→ What to produce: Look through the lines below and extract any with the word "fradomsvr".

## START Record excerpts

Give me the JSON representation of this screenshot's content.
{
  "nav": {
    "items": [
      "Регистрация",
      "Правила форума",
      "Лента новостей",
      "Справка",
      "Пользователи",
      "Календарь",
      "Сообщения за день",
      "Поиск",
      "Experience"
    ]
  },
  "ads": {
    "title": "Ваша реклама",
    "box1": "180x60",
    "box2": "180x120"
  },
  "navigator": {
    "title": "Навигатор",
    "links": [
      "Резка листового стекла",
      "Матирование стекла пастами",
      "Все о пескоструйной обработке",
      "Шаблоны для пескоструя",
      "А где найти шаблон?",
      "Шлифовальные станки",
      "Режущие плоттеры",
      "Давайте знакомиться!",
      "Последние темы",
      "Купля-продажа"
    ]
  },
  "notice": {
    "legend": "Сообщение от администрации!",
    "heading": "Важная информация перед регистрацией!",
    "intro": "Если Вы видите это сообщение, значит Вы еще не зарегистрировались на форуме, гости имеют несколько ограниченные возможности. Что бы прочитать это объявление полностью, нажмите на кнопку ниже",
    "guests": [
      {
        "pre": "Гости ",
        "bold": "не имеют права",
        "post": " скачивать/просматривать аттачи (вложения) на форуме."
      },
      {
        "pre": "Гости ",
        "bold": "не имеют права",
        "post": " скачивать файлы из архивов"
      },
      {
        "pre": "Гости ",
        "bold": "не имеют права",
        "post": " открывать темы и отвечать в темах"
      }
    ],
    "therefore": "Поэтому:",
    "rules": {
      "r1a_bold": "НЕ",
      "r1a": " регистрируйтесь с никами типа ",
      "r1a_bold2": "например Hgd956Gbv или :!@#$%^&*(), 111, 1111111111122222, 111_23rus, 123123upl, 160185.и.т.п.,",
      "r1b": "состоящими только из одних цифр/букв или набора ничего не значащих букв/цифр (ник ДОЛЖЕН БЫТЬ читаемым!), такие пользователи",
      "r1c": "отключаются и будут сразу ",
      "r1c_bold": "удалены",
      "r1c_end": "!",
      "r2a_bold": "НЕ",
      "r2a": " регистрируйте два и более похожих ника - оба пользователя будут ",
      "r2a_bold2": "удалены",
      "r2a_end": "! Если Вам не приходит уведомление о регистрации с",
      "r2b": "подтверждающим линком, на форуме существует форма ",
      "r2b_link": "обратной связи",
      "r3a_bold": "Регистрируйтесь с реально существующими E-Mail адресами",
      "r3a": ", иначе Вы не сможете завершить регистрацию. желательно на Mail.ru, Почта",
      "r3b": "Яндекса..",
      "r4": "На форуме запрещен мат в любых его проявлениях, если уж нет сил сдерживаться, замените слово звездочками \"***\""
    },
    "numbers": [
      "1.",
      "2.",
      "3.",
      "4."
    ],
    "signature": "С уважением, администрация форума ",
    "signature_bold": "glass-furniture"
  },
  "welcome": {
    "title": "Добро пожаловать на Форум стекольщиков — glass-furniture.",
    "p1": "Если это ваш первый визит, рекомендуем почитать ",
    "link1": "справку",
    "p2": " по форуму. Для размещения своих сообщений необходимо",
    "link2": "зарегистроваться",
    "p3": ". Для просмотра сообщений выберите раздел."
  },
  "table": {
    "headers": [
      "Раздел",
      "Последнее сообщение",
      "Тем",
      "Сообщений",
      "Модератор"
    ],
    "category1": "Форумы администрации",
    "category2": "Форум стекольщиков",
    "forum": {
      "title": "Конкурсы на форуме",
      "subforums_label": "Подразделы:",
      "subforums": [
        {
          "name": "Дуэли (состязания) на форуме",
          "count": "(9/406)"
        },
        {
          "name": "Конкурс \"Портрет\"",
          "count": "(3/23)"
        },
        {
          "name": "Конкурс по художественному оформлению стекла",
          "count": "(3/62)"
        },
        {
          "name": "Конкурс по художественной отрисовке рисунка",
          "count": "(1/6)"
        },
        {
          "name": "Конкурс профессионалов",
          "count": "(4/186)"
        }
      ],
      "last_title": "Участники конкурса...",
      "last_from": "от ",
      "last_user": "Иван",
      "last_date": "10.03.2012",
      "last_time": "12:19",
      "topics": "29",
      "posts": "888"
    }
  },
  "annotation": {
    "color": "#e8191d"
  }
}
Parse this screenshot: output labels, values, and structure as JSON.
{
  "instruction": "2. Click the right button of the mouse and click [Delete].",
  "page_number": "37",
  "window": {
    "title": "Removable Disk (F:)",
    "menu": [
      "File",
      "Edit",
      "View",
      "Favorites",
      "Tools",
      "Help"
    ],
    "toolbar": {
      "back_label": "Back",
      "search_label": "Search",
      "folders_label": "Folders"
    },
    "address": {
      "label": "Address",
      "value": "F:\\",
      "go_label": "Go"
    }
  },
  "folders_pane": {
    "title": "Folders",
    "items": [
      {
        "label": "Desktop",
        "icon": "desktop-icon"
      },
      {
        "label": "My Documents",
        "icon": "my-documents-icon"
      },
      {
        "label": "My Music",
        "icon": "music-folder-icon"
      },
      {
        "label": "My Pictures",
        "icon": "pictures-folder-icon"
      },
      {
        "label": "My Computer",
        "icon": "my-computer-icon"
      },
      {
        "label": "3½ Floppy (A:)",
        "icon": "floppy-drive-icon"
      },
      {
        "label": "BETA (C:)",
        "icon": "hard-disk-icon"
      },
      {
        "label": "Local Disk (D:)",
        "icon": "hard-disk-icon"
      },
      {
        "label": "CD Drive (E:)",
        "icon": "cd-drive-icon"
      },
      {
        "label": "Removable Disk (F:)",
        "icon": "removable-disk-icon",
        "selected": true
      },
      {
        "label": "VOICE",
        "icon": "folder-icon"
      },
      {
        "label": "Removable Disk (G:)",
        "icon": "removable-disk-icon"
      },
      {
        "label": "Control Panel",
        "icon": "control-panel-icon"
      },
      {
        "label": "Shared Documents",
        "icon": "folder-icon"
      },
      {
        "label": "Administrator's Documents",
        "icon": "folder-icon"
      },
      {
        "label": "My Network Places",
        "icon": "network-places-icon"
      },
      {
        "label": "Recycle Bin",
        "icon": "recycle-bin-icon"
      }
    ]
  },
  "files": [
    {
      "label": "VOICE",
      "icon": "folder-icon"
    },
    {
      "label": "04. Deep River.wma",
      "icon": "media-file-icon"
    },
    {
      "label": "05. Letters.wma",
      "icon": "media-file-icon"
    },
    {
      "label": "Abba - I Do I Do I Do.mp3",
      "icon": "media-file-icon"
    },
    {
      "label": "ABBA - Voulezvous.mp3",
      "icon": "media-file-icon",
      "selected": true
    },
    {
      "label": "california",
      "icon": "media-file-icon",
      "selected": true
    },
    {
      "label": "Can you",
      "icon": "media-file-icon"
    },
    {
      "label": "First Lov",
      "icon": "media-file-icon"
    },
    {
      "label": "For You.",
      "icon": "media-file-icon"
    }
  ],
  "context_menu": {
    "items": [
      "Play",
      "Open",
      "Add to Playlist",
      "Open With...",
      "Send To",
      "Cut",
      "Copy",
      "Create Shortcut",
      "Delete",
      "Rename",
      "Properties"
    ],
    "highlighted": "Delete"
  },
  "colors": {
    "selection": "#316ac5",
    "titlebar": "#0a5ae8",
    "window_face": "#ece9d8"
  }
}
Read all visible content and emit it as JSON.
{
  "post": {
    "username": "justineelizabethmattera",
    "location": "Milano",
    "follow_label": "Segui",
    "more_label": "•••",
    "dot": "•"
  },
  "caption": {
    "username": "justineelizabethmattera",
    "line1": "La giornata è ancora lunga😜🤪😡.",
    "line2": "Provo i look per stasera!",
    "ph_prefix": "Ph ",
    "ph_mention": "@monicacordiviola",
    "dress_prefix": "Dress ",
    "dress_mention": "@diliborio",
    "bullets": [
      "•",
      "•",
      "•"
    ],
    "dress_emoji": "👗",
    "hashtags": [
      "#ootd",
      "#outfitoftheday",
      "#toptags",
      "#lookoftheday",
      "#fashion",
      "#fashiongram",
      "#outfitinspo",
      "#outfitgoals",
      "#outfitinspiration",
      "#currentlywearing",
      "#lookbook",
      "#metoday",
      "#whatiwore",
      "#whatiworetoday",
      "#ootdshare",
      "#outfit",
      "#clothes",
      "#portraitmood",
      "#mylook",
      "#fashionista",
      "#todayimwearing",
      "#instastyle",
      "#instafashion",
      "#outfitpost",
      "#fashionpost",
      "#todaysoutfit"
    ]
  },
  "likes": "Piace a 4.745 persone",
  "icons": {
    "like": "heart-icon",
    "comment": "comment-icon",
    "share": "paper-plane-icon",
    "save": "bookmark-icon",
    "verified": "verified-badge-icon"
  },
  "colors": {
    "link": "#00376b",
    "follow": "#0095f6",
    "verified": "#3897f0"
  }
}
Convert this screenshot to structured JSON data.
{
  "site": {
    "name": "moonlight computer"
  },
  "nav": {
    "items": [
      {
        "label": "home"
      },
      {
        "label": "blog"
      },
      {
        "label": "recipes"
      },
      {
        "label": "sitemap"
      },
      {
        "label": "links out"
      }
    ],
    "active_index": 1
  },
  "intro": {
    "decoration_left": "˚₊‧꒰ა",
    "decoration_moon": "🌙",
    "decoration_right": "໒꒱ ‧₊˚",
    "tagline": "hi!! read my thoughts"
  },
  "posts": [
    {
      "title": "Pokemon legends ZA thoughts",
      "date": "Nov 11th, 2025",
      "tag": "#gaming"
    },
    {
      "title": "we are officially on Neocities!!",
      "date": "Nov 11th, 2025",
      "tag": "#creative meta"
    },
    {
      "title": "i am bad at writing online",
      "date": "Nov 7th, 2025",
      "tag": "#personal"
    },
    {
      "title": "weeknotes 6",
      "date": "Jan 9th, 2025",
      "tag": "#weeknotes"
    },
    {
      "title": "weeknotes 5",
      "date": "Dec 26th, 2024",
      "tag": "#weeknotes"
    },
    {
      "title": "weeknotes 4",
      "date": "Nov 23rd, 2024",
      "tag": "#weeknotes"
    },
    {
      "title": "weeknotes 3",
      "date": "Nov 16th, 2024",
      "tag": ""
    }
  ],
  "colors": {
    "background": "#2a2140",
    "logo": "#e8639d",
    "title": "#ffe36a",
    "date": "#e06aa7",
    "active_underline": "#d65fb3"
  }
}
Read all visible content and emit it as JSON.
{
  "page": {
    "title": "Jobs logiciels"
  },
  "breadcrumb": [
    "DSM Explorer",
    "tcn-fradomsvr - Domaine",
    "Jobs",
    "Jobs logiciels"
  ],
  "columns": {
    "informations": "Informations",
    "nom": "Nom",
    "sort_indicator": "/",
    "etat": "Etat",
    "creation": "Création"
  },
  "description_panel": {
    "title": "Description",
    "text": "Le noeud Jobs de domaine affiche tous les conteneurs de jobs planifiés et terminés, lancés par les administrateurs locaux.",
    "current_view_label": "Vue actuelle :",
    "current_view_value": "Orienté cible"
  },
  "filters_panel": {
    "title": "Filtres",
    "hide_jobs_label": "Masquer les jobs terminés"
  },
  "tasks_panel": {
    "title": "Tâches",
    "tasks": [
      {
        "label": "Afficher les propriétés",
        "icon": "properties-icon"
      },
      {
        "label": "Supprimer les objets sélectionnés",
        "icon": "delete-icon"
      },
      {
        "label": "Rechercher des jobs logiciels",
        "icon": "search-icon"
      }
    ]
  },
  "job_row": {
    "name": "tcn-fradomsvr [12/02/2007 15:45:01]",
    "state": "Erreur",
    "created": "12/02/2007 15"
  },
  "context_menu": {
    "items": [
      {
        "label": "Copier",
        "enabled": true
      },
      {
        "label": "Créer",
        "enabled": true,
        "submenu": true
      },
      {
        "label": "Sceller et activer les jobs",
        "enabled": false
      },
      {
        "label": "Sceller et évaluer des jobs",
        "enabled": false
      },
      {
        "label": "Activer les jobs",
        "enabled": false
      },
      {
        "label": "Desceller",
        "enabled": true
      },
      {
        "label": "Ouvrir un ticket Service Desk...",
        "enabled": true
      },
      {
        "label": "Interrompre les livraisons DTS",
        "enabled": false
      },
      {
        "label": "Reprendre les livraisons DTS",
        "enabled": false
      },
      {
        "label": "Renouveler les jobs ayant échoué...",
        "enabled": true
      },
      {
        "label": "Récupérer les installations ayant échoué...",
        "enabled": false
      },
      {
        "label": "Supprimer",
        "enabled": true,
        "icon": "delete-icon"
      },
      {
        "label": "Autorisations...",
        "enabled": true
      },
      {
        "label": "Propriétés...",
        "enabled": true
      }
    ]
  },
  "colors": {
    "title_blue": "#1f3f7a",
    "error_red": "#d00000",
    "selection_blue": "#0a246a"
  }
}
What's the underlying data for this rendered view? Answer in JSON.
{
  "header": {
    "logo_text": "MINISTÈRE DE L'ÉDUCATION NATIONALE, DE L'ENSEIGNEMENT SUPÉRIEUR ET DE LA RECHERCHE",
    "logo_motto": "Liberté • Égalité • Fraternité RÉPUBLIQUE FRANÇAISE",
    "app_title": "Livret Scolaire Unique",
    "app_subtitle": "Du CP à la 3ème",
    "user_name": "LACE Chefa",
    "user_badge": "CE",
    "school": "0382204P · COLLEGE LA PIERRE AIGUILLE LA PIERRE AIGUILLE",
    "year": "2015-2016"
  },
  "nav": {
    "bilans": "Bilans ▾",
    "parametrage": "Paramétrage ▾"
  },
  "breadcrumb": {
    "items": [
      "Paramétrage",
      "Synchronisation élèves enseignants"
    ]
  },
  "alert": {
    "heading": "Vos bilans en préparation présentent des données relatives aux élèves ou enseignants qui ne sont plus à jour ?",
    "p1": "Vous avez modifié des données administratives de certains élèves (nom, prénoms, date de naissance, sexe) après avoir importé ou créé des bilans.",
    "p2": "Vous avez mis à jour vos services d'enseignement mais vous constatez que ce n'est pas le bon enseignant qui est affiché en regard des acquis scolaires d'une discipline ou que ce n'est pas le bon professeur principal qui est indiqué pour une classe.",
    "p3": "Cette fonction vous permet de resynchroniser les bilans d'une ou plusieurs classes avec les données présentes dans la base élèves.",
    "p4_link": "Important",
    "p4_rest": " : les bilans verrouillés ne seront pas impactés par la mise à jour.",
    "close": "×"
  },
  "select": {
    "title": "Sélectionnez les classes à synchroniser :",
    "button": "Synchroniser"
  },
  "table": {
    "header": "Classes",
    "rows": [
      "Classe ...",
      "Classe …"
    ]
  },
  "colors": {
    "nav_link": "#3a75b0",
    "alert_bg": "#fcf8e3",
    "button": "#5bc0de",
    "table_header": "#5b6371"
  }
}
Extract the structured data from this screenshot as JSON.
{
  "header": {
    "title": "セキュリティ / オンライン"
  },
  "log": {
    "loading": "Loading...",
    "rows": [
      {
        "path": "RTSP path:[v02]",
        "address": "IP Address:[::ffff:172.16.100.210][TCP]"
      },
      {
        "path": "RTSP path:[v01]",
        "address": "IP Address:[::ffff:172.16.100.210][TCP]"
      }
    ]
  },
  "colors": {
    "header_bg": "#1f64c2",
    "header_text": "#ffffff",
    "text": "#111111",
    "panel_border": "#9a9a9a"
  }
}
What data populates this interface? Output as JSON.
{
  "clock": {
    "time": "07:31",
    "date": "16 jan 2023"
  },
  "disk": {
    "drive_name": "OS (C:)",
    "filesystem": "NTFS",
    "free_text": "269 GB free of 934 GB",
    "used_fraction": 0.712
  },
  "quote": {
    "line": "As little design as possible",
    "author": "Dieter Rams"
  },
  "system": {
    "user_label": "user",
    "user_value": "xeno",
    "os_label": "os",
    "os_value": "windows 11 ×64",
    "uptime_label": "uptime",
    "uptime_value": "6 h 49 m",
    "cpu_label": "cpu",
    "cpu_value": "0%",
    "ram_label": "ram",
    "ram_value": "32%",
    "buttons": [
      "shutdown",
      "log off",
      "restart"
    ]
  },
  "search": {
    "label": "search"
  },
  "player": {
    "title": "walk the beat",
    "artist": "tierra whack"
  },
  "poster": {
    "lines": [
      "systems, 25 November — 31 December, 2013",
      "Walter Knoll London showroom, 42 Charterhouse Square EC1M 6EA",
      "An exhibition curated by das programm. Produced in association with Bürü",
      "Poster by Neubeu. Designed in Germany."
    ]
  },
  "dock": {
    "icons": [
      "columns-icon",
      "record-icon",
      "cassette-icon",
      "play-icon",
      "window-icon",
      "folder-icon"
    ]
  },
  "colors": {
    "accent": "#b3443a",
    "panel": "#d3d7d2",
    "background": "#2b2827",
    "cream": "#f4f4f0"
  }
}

## END Record excerpts

→ Problem solution:
    "tcn-fradomsvr - Domaine",
    "name": "tcn-fradomsvr [12/02/2007 15:45:01]",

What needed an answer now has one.